Repeat the listing in full, preserving every character.

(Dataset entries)
▽

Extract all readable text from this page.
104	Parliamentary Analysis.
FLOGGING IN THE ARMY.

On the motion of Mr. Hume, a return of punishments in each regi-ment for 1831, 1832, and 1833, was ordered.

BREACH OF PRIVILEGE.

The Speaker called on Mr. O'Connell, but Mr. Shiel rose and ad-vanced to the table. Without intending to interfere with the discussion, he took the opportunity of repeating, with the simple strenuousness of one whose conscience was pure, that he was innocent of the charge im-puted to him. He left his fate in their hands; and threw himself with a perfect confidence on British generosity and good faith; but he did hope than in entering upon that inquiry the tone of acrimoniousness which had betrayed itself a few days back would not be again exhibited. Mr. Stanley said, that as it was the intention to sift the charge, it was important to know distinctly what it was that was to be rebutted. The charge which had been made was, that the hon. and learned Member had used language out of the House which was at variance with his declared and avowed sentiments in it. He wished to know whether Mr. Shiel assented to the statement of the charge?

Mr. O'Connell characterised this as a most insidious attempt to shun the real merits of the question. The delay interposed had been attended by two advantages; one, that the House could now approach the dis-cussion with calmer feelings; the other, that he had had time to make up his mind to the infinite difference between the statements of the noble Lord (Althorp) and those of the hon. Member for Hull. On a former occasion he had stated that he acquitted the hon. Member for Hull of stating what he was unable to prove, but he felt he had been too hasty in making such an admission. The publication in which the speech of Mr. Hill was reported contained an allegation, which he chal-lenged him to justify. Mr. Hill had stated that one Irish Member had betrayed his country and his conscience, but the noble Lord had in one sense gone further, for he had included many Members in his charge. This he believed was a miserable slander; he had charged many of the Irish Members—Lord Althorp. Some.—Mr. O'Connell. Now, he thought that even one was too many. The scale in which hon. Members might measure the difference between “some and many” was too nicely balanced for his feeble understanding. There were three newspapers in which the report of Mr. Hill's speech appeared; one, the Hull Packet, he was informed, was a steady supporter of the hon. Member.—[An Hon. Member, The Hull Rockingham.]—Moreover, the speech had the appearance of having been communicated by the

△

◆ **Finished answer**
Extract all readable text from this page.
104	Parliamentary Analysis.
FLOGGING IN THE ARMY.

On the motion of Mr. Hume, a return of punishments in each regi-ment for 1831, 1832, and 1833, was ordered.

BREACH OF PRIVILEGE.

The Speaker called on Mr. O'Connell, but Mr. Shiel rose and ad-vanced to the table. Without intending to interfere with the discussion, he took the opportunity of repeating, with the simple strenuousness of one whose conscience was pure, that he was innocent of the charge im-puted to him. He left his fate in their hands; and threw himself with a perfect confidence on British generosity and good faith; but he did hope than in entering upon that inquiry the tone of acrimoniousness which had betrayed itself a few days back would not be again exhibited. Mr. Stanley said, that as it was the intention to sift the charge, it was important to know distinctly what it was that was to be rebutted. The charge which had been made was, that the hon. and learned Member had used language out of the House which was at variance with his declared and avowed sentiments in it. He wished to know whether Mr. Shiel assented to the statement of the charge?

Mr. O'Connell characterised this as a most insidious attempt to shun the real merits of the question. The delay interposed had been attended by two advantages; one, that the House could now approach the dis-cussion with calmer feelings; the other, that he had had time to make up his mind to the infinite difference between the statements of the noble Lord (Althorp) and those of the hon. Member for Hull. On a former occasion he had stated that he acquitted the hon. Member for Hull of stating what he was unable to prove, but he felt he had been too hasty in making such an admission. The publication in which the speech of Mr. Hill was reported contained an allegation, which he chal-lenged him to justify. Mr. Hill had stated that one Irish Member had betrayed his country and his conscience, but the noble Lord had in one sense gone further, for he had included many Members in his charge. This he believed was a miserable slander; he had charged many of the Irish Members—Lord Althorp. Some.—Mr. O'Connell. Now, he thought that even one was too many. The scale in which hon. Members might measure the difference between “some and many” was too nicely balanced for his feeble understanding. There were three newspapers in which the report of Mr. Hill's speech appeared; one, the Hull Packet, he was informed, was a steady supporter of the hon. Member.—[An Hon. Member, The Hull Rockingham.]—Moreover, the speech had the appearance of having been communicated by the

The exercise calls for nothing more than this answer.